**EXERCISE DESCRIPTION**
Leave the pictures out and transcribe every record exactly.

**DATA PROVIDED**
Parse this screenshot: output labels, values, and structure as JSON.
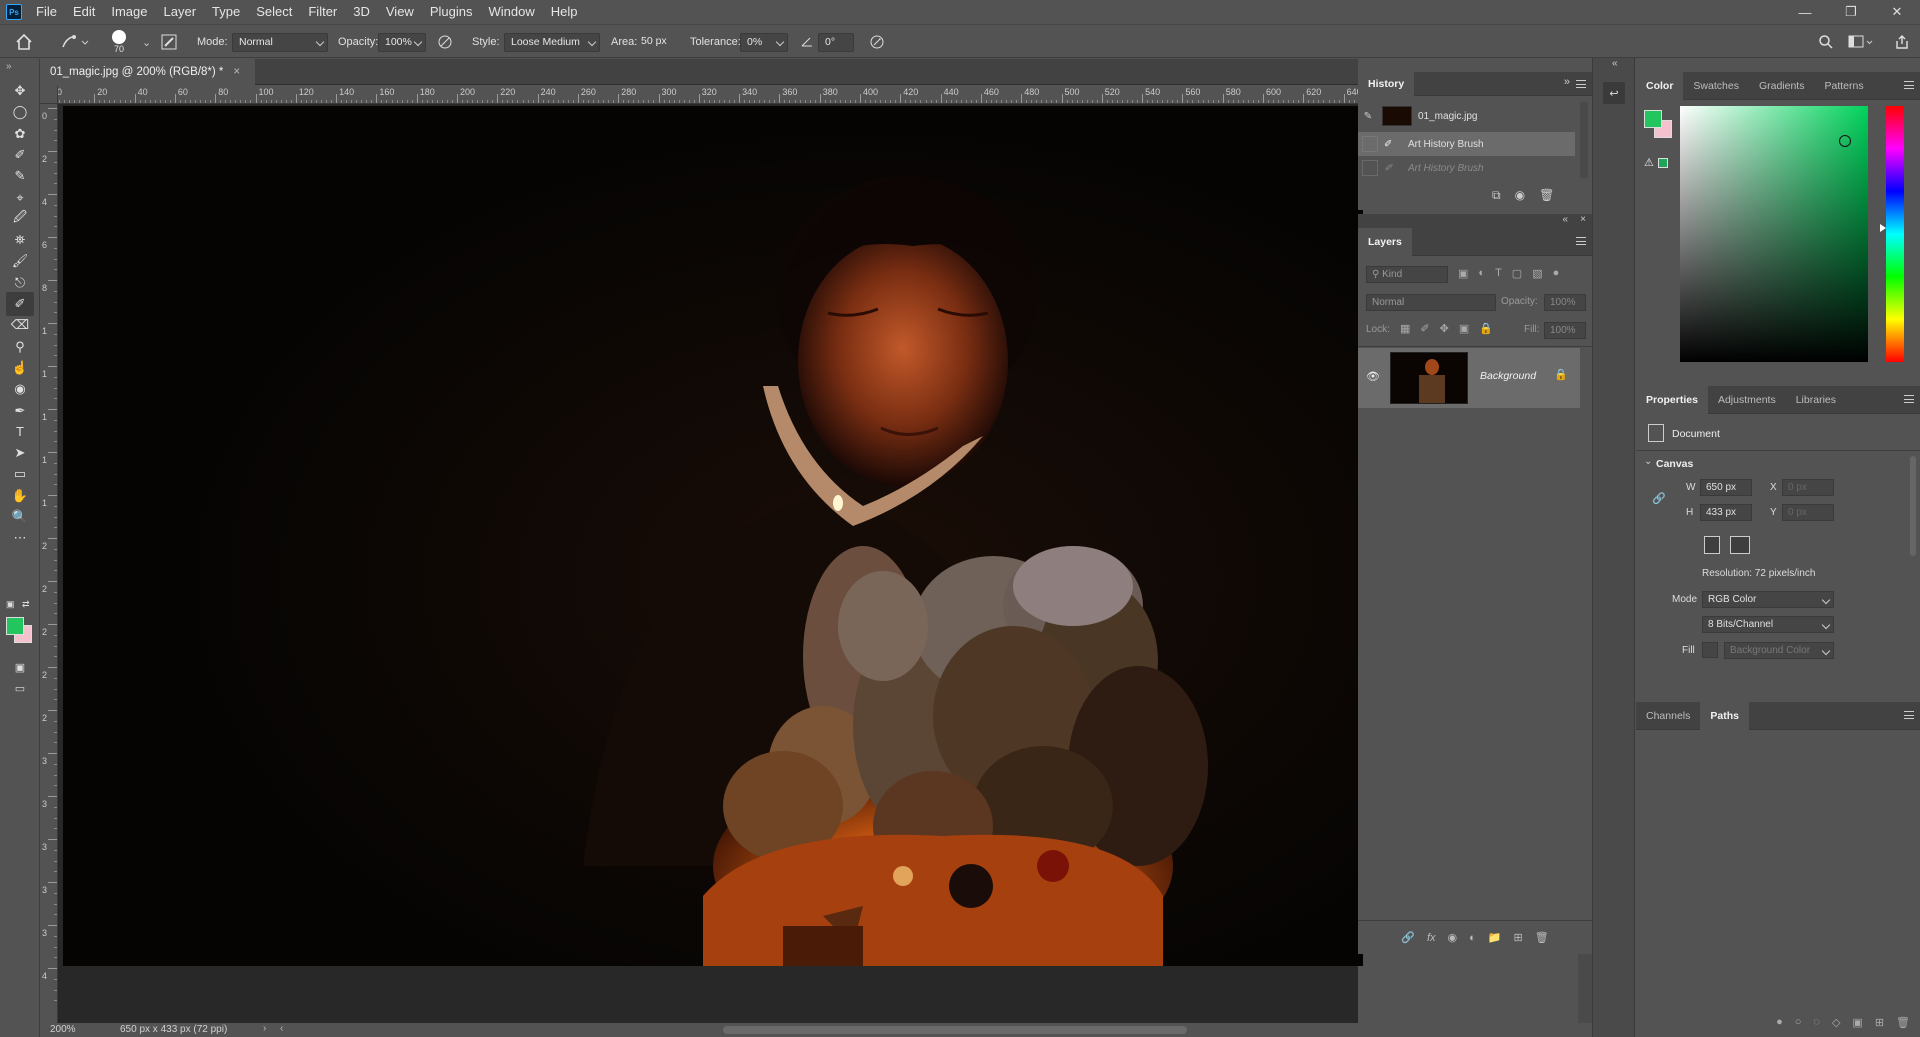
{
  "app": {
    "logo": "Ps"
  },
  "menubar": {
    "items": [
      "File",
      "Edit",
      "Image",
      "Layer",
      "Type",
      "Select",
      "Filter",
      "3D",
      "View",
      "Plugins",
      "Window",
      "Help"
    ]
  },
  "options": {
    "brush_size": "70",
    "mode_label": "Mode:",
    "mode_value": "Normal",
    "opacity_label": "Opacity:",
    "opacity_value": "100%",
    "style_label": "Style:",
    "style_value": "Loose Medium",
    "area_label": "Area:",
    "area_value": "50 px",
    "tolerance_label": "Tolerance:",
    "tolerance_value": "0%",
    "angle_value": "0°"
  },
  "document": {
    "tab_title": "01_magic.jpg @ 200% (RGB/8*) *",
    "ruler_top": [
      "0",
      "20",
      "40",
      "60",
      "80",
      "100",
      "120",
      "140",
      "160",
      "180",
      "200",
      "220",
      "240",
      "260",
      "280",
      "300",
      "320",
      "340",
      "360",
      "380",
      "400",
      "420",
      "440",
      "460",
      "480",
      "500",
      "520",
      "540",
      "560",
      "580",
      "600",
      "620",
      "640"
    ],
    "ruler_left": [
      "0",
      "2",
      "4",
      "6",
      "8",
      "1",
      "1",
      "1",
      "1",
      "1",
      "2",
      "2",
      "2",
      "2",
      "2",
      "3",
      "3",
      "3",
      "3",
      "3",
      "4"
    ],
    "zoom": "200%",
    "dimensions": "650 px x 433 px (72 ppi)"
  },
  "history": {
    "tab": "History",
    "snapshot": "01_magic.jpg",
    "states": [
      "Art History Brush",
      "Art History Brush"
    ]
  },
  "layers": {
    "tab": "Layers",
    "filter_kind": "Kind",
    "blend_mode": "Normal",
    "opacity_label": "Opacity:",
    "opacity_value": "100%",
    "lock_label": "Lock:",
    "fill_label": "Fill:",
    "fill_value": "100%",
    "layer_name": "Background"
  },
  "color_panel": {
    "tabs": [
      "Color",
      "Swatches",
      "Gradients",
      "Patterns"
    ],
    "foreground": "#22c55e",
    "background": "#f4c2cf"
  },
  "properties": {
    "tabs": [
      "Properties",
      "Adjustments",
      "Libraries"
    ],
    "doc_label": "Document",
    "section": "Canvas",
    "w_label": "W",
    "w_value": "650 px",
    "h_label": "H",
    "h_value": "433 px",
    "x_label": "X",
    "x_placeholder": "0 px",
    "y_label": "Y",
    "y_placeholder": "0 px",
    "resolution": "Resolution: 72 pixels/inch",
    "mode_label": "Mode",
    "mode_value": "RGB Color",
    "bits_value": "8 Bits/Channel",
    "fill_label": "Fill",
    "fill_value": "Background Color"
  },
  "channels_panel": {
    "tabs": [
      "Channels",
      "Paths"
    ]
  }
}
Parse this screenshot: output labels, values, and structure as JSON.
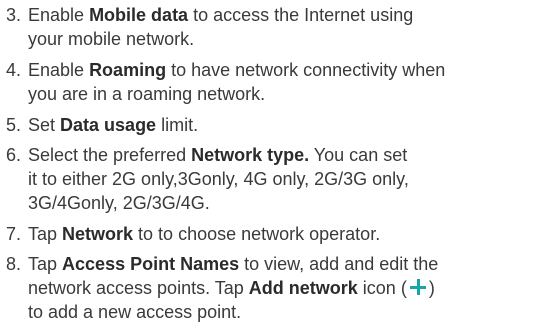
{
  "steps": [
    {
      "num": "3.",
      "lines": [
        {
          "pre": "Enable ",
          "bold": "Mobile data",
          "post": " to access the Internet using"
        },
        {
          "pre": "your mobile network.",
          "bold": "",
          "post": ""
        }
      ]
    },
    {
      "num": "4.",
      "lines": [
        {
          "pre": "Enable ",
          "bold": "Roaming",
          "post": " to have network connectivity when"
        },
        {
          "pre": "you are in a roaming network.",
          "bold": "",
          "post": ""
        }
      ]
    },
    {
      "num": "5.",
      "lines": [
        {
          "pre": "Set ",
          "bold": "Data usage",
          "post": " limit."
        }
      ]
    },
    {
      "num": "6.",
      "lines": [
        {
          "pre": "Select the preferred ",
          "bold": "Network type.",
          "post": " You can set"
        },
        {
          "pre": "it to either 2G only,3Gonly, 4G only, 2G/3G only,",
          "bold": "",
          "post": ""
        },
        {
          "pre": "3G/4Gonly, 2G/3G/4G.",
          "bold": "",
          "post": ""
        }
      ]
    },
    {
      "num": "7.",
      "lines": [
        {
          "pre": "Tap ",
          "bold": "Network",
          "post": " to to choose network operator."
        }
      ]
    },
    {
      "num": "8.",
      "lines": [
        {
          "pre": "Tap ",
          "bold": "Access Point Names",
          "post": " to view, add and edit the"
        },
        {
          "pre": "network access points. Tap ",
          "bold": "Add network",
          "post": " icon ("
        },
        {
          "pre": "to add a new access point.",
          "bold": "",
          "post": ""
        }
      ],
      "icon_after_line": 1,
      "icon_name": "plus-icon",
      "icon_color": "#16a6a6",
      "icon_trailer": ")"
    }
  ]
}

**RESPONSE TO THE TASK**
Parse this screenshot: output labels, values, and structure as JSON.
{
  "app": {
    "logo": "Ps"
  },
  "menubar": {
    "items": [
      "File",
      "Edit",
      "Image",
      "Layer",
      "Type",
      "Select",
      "Filter",
      "3D",
      "View",
      "Plugins",
      "Window",
      "Help"
    ]
  },
  "options": {
    "brush_size": "70",
    "mode_label": "Mode:",
    "mode_value": "Normal",
    "opacity_label": "Opacity:",
    "opacity_value": "100%",
    "style_label": "Style:",
    "style_value": "Loose Medium",
    "area_label": "Area:",
    "area_value": "50 px",
    "tolerance_label": "Tolerance:",
    "tolerance_value": "0%",
    "angle_value": "0°"
  },
  "document": {
    "tab_title": "01_magic.jpg @ 200% (RGB/8*) *",
    "ruler_top": [
      "0",
      "20",
      "40",
      "60",
      "80",
      "100",
      "120",
      "140",
      "160",
      "180",
      "200",
      "220",
      "240",
      "260",
      "280",
      "300",
      "320",
      "340",
      "360",
      "380",
      "400",
      "420",
      "440",
      "460",
      "480",
      "500",
      "520",
      "540",
      "560",
      "580",
      "600",
      "620",
      "640"
    ],
    "ruler_left": [
      "0",
      "2",
      "4",
      "6",
      "8",
      "1",
      "1",
      "1",
      "1",
      "1",
      "2",
      "2",
      "2",
      "2",
      "2",
      "3",
      "3",
      "3",
      "3",
      "3",
      "4"
    ],
    "zoom": "200%",
    "dimensions": "650 px x 433 px (72 ppi)"
  },
  "history": {
    "tab": "History",
    "snapshot": "01_magic.jpg",
    "states": [
      "Art History Brush",
      "Art History Brush"
    ]
  },
  "layers": {
    "tab": "Layers",
    "filter_kind": "Kind",
    "blend_mode": "Normal",
    "opacity_label": "Opacity:",
    "opacity_value": "100%",
    "lock_label": "Lock:",
    "fill_label": "Fill:",
    "fill_value": "100%",
    "layer_name": "Background"
  },
  "color_panel": {
    "tabs": [
      "Color",
      "Swatches",
      "Gradients",
      "Patterns"
    ],
    "foreground": "#22c55e",
    "background": "#f4c2cf"
  },
  "properties": {
    "tabs": [
      "Properties",
      "Adjustments",
      "Libraries"
    ],
    "doc_label": "Document",
    "section": "Canvas",
    "w_label": "W",
    "w_value": "650 px",
    "h_label": "H",
    "h_value": "433 px",
    "x_label": "X",
    "x_placeholder": "0 px",
    "y_label": "Y",
    "y_placeholder": "0 px",
    "resolution": "Resolution: 72 pixels/inch",
    "mode_label": "Mode",
    "mode_value": "RGB Color",
    "bits_value": "8 Bits/Channel",
    "fill_label": "Fill",
    "fill_value": "Background Color"
  },
  "channels_panel": {
    "tabs": [
      "Channels",
      "Paths"
    ]
  }
}
Parse this screenshot: output labels, values, and structure as JSON.
{
  "steps": [
    {
      "num": "3.",
      "lines": [
        {
          "pre": "Enable ",
          "bold": "Mobile data",
          "post": " to access the Internet using"
        },
        {
          "pre": "your mobile network.",
          "bold": "",
          "post": ""
        }
      ]
    },
    {
      "num": "4.",
      "lines": [
        {
          "pre": "Enable ",
          "bold": "Roaming",
          "post": " to have network connectivity when"
        },
        {
          "pre": "you are in a roaming network.",
          "bold": "",
          "post": ""
        }
      ]
    },
    {
      "num": "5.",
      "lines": [
        {
          "pre": "Set ",
          "bold": "Data usage",
          "post": " limit."
        }
      ]
    },
    {
      "num": "6.",
      "lines": [
        {
          "pre": "Select the preferred ",
          "bold": "Network type.",
          "post": " You can set"
        },
        {
          "pre": "it to either 2G only,3Gonly, 4G only, 2G/3G only,",
          "bold": "",
          "post": ""
        },
        {
          "pre": "3G/4Gonly, 2G/3G/4G.",
          "bold": "",
          "post": ""
        }
      ]
    },
    {
      "num": "7.",
      "lines": [
        {
          "pre": "Tap ",
          "bold": "Network",
          "post": " to to choose network operator."
        }
      ]
    },
    {
      "num": "8.",
      "lines": [
        {
          "pre": "Tap ",
          "bold": "Access Point Names",
          "post": " to view, add and edit the"
        },
        {
          "pre": "network access points. Tap ",
          "bold": "Add network",
          "post": " icon ("
        },
        {
          "pre": "to add a new access point.",
          "bold": "",
          "post": ""
        }
      ],
      "icon_after_line": 1,
      "icon_name": "plus-icon",
      "icon_color": "#16a6a6",
      "icon_trailer": ")"
    }
  ]
}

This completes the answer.